_What you are asked to do_.
Locate the word "this" in the entries below, then gather every line that holds it.

_Provided records_.
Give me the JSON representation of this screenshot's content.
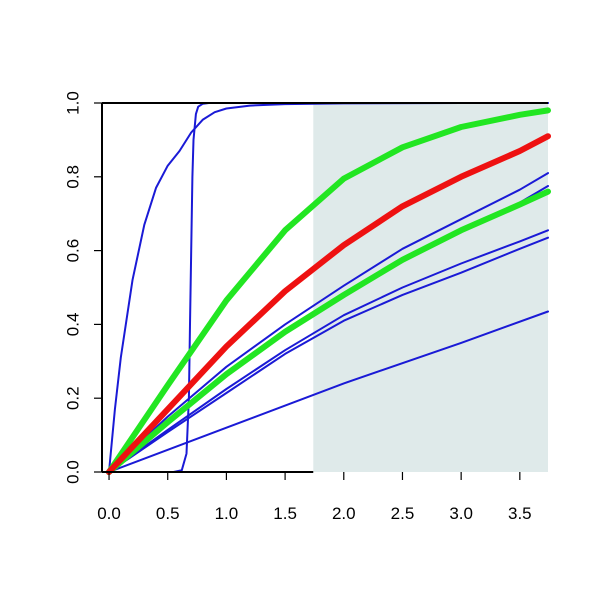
{
  "chart_data": {
    "type": "line",
    "title": "",
    "xlabel": "",
    "ylabel": "",
    "xlim": [
      -0.06,
      3.74
    ],
    "ylim": [
      0.0,
      1.0
    ],
    "x_ticks": [
      "0.0",
      "0.5",
      "1.0",
      "1.5",
      "2.0",
      "2.5",
      "3.0",
      "3.5"
    ],
    "y_ticks": [
      "0.0",
      "0.2",
      "0.4",
      "0.6",
      "0.8",
      "1.0"
    ],
    "shaded_region": {
      "x_from": 1.74,
      "x_to": 3.74,
      "color": "#dfeaea"
    },
    "grid": false,
    "colors": {
      "blue": "#1a1ad6",
      "green": "#22e622",
      "red": "#ee1111"
    },
    "series": [
      {
        "color": "blue",
        "width": 2,
        "x": [
          0,
          0.05,
          0.1,
          0.2,
          0.3,
          0.4,
          0.5,
          0.6,
          0.7,
          0.8,
          0.9,
          1.0,
          1.2,
          1.5,
          2.0,
          3.0,
          3.74
        ],
        "y": [
          0,
          0.17,
          0.31,
          0.52,
          0.67,
          0.77,
          0.83,
          0.87,
          0.92,
          0.955,
          0.975,
          0.985,
          0.993,
          0.997,
          0.999,
          1.0,
          1.0
        ]
      },
      {
        "color": "blue",
        "width": 2,
        "x": [
          0,
          0.55,
          0.62,
          0.66,
          0.68,
          0.69,
          0.7,
          0.71,
          0.72,
          0.74,
          0.76,
          0.8,
          0.85,
          1.0,
          3.74
        ],
        "y": [
          0,
          0.0,
          0.005,
          0.05,
          0.2,
          0.4,
          0.6,
          0.8,
          0.9,
          0.97,
          0.99,
          0.998,
          1.0,
          1.0,
          1.0
        ]
      },
      {
        "color": "blue",
        "width": 2,
        "x": [
          0,
          1.0,
          2.0,
          3.0,
          3.74
        ],
        "y": [
          0,
          0.12,
          0.24,
          0.35,
          0.435
        ]
      },
      {
        "color": "blue",
        "width": 2,
        "x": [
          0,
          0.5,
          1.0,
          1.5,
          2.0,
          2.5,
          3.0,
          3.5,
          3.74
        ],
        "y": [
          0,
          0.108,
          0.214,
          0.32,
          0.41,
          0.48,
          0.54,
          0.605,
          0.635
        ]
      },
      {
        "color": "blue",
        "width": 2,
        "x": [
          0,
          0.5,
          1.0,
          1.5,
          2.0,
          2.5,
          3.0,
          3.5,
          3.74
        ],
        "y": [
          0,
          0.114,
          0.225,
          0.33,
          0.425,
          0.5,
          0.565,
          0.625,
          0.655
        ]
      },
      {
        "color": "blue",
        "width": 2,
        "x": [
          0,
          0.5,
          1.0,
          1.5,
          2.0,
          2.5,
          3.0,
          3.5,
          3.74
        ],
        "y": [
          0,
          0.14,
          0.27,
          0.38,
          0.48,
          0.57,
          0.655,
          0.73,
          0.775
        ]
      },
      {
        "color": "blue",
        "width": 2,
        "x": [
          0,
          0.5,
          1.0,
          1.5,
          2.0,
          2.5,
          3.0,
          3.5,
          3.74
        ],
        "y": [
          0,
          0.15,
          0.285,
          0.4,
          0.505,
          0.605,
          0.685,
          0.765,
          0.81
        ]
      },
      {
        "color": "green",
        "width": 6,
        "x": [
          0,
          0.5,
          1.0,
          1.5,
          2.0,
          2.5,
          3.0,
          3.5,
          3.74
        ],
        "y": [
          0,
          0.135,
          0.265,
          0.38,
          0.48,
          0.575,
          0.655,
          0.725,
          0.76
        ]
      },
      {
        "color": "green",
        "width": 6,
        "x": [
          0,
          0.5,
          1.0,
          1.5,
          2.0,
          2.5,
          3.0,
          3.5,
          3.74
        ],
        "y": [
          0,
          0.235,
          0.465,
          0.655,
          0.795,
          0.88,
          0.935,
          0.968,
          0.98
        ]
      },
      {
        "color": "red",
        "width": 6,
        "x": [
          0,
          0.5,
          1.0,
          1.5,
          2.0,
          2.5,
          3.0,
          3.5,
          3.74
        ],
        "y": [
          0,
          0.17,
          0.34,
          0.49,
          0.615,
          0.72,
          0.8,
          0.87,
          0.91
        ]
      }
    ]
  }
}
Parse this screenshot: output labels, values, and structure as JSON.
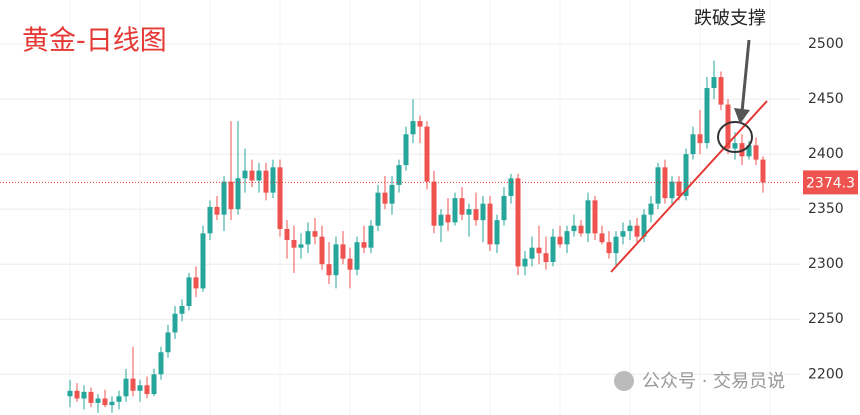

_Correct result_.
Give me the JSON representation of this screenshot's content.
Parse this screenshot: output labels, values, and structure as JSON.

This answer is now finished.